#### PROBLEM DETAILS:
Transcribe all of the entries below exactly. Leave out the pictures.

#### EXCERPTED DATA:

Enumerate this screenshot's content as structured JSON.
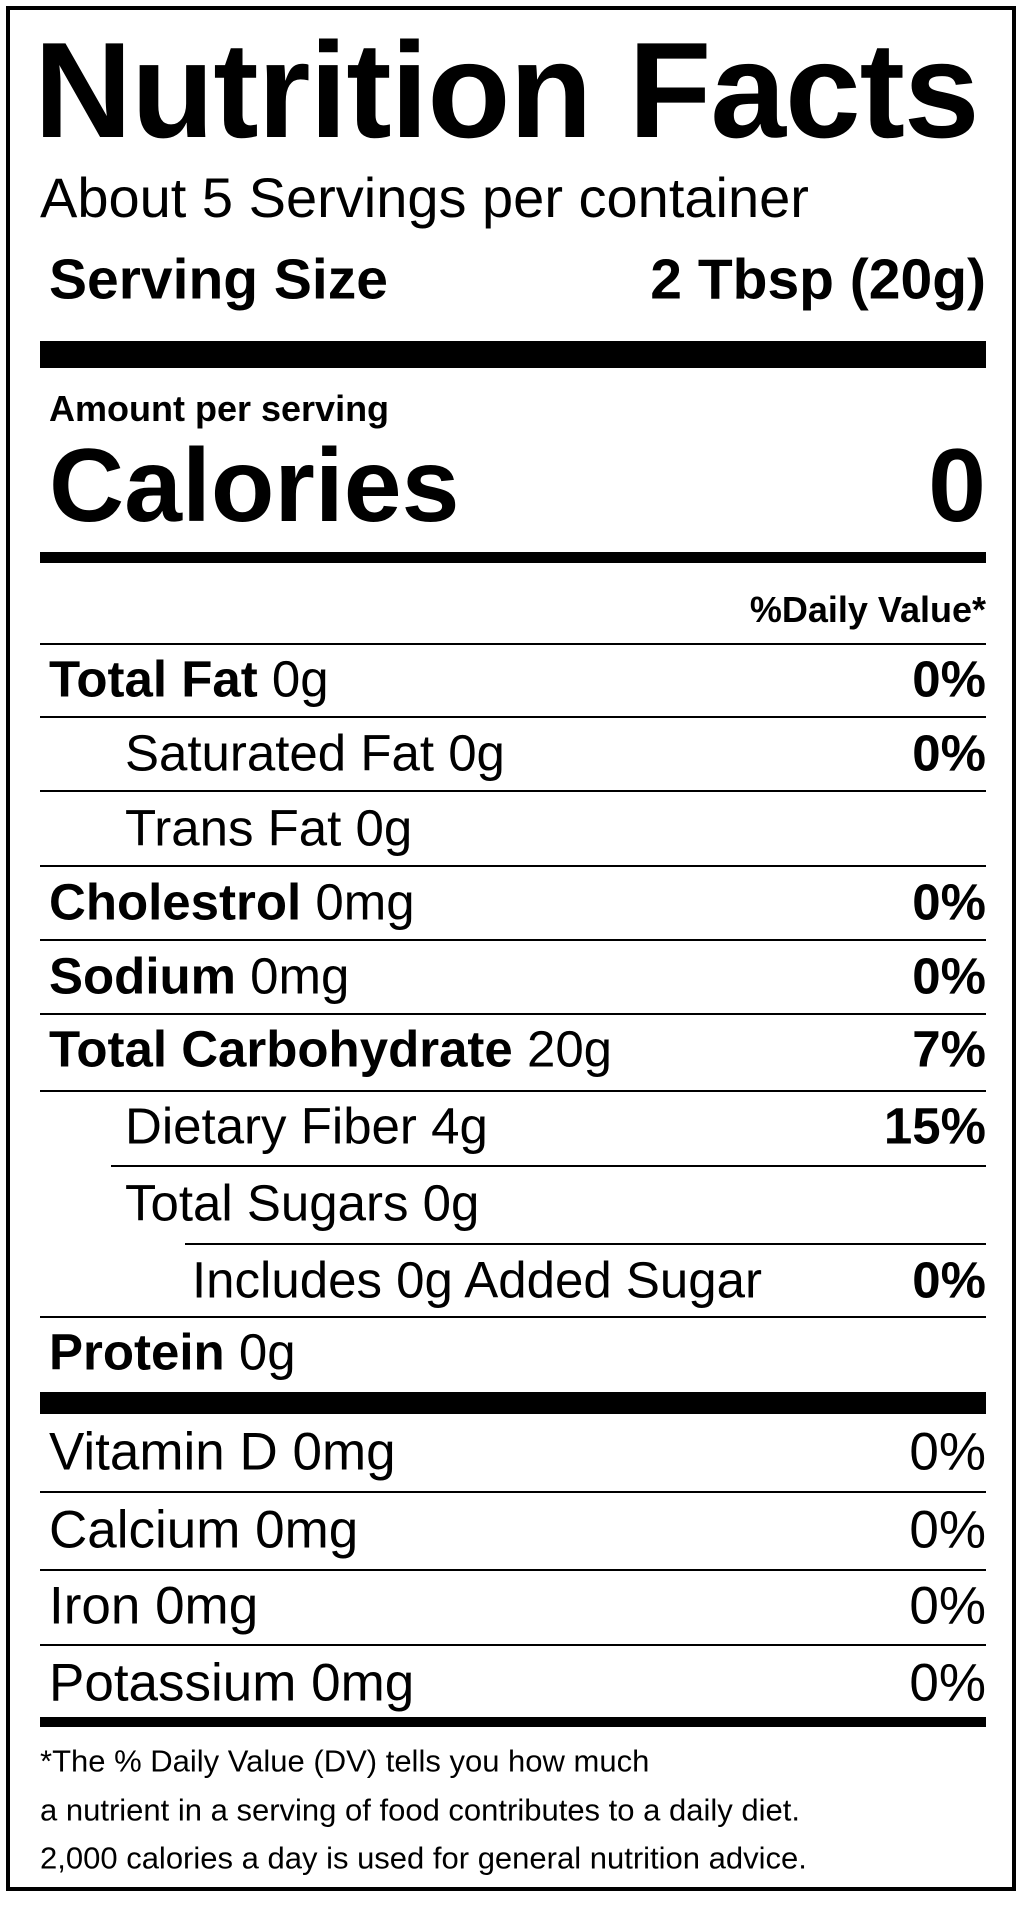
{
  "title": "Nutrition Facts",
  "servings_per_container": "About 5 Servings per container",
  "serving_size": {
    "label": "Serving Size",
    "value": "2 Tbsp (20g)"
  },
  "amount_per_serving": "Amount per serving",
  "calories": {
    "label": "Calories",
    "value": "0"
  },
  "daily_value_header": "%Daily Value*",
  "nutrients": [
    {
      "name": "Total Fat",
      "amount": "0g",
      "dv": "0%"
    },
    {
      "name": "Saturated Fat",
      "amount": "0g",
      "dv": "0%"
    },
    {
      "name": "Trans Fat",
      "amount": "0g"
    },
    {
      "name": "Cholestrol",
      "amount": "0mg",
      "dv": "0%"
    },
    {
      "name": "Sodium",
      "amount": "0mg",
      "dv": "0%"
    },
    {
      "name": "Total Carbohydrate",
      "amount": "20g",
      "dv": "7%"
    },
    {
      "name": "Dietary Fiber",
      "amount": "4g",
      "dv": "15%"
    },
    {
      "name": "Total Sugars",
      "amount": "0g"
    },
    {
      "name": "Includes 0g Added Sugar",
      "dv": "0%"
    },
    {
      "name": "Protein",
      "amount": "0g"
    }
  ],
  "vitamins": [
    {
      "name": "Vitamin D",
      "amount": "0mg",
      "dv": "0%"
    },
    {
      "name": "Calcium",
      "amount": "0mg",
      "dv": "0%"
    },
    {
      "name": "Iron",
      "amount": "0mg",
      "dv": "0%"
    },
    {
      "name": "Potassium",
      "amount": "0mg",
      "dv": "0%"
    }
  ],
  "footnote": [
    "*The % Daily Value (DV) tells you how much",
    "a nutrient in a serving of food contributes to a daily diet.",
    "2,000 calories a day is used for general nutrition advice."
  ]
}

#### ANSWER FOR THE TASK:
Enumerate this screenshot's content as structured JSON.
{
  "title": "Nutrition Facts",
  "servings_per_container": "About 5 Servings per container",
  "serving_size": {
    "label": "Serving Size",
    "value": "2 Tbsp (20g)"
  },
  "amount_per_serving": "Amount per serving",
  "calories": {
    "label": "Calories",
    "value": "0"
  },
  "daily_value_header": "%Daily Value*",
  "nutrients": [
    {
      "name": "Total Fat",
      "amount": "0g",
      "dv": "0%"
    },
    {
      "name": "Saturated Fat",
      "amount": "0g",
      "dv": "0%"
    },
    {
      "name": "Trans Fat",
      "amount": "0g"
    },
    {
      "name": "Cholestrol",
      "amount": "0mg",
      "dv": "0%"
    },
    {
      "name": "Sodium",
      "amount": "0mg",
      "dv": "0%"
    },
    {
      "name": "Total Carbohydrate",
      "amount": "20g",
      "dv": "7%"
    },
    {
      "name": "Dietary Fiber",
      "amount": "4g",
      "dv": "15%"
    },
    {
      "name": "Total Sugars",
      "amount": "0g"
    },
    {
      "name": "Includes 0g Added Sugar",
      "dv": "0%"
    },
    {
      "name": "Protein",
      "amount": "0g"
    }
  ],
  "vitamins": [
    {
      "name": "Vitamin D",
      "amount": "0mg",
      "dv": "0%"
    },
    {
      "name": "Calcium",
      "amount": "0mg",
      "dv": "0%"
    },
    {
      "name": "Iron",
      "amount": "0mg",
      "dv": "0%"
    },
    {
      "name": "Potassium",
      "amount": "0mg",
      "dv": "0%"
    }
  ],
  "footnote": [
    "*The % Daily Value (DV) tells you how much",
    "a nutrient in a serving of food contributes to a daily diet.",
    "2,000 calories a day is used for general nutrition advice."
  ]
}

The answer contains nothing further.